**Data supplied**

----

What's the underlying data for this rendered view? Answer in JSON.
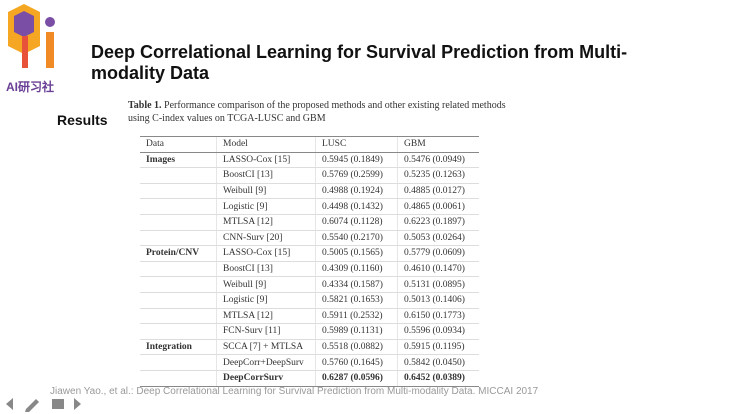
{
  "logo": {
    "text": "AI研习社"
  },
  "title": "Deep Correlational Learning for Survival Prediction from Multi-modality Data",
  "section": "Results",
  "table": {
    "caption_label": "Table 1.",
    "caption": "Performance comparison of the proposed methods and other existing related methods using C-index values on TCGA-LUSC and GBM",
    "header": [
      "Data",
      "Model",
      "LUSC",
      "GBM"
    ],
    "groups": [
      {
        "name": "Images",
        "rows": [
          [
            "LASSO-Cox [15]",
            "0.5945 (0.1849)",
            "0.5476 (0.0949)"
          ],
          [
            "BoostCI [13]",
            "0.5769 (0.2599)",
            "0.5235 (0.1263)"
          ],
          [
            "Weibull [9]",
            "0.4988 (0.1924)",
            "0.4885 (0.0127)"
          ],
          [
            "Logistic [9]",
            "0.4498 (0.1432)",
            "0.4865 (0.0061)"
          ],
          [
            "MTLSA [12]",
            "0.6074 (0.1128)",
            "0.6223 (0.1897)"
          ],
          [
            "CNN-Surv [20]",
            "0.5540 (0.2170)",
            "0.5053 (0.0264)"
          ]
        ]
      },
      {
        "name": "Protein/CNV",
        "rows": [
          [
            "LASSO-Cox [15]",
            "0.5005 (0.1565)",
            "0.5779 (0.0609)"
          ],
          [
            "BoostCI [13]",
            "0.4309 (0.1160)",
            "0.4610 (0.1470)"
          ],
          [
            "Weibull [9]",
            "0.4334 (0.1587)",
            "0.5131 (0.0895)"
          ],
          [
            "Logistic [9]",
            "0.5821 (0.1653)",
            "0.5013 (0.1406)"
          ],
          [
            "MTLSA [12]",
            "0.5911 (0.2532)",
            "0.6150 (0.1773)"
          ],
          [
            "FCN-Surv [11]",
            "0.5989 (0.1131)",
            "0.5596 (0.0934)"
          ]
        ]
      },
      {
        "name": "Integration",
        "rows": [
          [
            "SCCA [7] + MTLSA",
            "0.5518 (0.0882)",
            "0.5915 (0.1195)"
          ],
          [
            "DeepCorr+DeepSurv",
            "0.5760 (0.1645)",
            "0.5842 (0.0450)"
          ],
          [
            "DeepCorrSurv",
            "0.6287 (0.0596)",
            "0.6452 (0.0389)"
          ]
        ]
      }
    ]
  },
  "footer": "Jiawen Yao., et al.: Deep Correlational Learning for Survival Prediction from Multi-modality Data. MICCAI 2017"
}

----

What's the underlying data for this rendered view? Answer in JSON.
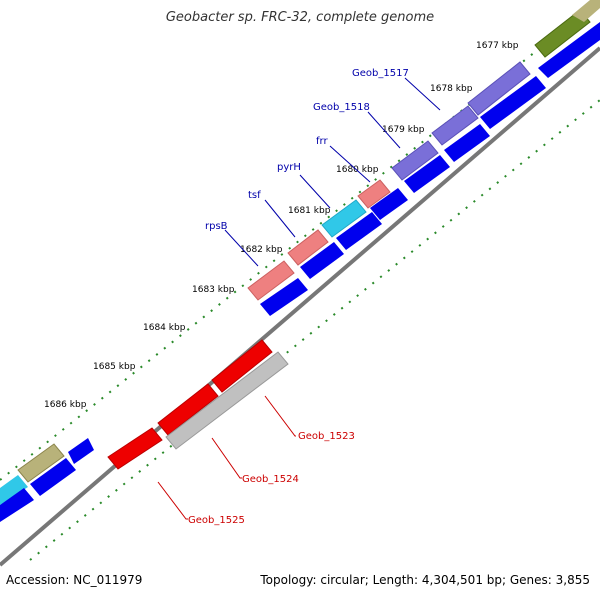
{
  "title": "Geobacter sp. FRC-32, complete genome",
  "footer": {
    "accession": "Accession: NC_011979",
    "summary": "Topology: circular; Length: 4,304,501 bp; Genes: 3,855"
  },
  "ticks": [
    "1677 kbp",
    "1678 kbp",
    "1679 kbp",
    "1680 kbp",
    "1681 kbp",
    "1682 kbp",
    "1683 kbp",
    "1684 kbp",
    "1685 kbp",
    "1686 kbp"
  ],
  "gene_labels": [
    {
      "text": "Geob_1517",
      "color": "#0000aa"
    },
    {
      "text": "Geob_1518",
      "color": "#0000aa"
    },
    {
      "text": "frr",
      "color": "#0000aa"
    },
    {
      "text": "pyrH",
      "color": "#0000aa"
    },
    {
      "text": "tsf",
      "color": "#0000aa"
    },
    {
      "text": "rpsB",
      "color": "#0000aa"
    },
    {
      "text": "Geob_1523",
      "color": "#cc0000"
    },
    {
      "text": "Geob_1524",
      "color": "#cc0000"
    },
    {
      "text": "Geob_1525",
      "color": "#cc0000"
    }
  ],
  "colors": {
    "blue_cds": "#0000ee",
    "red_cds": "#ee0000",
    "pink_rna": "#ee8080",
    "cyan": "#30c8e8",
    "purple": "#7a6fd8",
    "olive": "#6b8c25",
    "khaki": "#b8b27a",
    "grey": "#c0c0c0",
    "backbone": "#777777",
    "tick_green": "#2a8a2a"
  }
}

----

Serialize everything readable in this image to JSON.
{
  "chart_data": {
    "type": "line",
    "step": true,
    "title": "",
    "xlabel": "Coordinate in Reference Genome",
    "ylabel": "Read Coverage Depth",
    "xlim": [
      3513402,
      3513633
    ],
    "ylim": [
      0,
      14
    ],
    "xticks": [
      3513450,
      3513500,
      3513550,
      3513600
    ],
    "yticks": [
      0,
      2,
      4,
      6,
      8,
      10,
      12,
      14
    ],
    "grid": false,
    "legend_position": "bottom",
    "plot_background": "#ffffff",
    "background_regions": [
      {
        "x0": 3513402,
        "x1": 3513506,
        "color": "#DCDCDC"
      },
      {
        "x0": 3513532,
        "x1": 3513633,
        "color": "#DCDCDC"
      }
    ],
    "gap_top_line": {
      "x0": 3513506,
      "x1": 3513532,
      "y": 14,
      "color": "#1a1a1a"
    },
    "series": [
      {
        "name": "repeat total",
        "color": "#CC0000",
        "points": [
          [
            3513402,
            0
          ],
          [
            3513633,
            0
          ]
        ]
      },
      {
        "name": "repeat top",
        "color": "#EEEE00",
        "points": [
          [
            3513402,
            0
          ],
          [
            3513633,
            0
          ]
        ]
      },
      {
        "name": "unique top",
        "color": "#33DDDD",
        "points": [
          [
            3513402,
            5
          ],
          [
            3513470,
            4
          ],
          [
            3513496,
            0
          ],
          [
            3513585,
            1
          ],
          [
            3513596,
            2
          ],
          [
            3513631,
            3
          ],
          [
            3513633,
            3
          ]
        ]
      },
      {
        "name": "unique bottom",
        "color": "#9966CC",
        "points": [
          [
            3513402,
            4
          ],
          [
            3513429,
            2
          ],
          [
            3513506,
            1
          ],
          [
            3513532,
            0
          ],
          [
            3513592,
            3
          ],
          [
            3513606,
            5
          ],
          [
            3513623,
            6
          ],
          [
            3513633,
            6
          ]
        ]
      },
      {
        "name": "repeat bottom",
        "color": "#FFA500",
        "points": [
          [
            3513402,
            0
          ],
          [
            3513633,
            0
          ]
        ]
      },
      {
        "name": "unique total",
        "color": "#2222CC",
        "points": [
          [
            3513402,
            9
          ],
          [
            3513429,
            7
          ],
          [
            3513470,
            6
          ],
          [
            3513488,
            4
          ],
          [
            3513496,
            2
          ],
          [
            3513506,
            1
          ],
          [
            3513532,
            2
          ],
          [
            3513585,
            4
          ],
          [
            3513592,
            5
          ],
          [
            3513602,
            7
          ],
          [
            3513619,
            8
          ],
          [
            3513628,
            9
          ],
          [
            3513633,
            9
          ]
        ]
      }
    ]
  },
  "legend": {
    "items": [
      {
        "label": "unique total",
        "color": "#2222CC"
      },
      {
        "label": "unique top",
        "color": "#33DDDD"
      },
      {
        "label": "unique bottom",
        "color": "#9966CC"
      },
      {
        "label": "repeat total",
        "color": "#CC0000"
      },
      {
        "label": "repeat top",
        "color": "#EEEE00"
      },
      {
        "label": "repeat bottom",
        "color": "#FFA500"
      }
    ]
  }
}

----

**Required action**
Check every line of the records above for the string "title". Copy those that hold it.

**Output**
  "title": "Deep Correlational Learning for Survival Prediction from Multi-modality Data",
  "title": "Geobacter sp. FRC-32, complete genome",
    "title": "",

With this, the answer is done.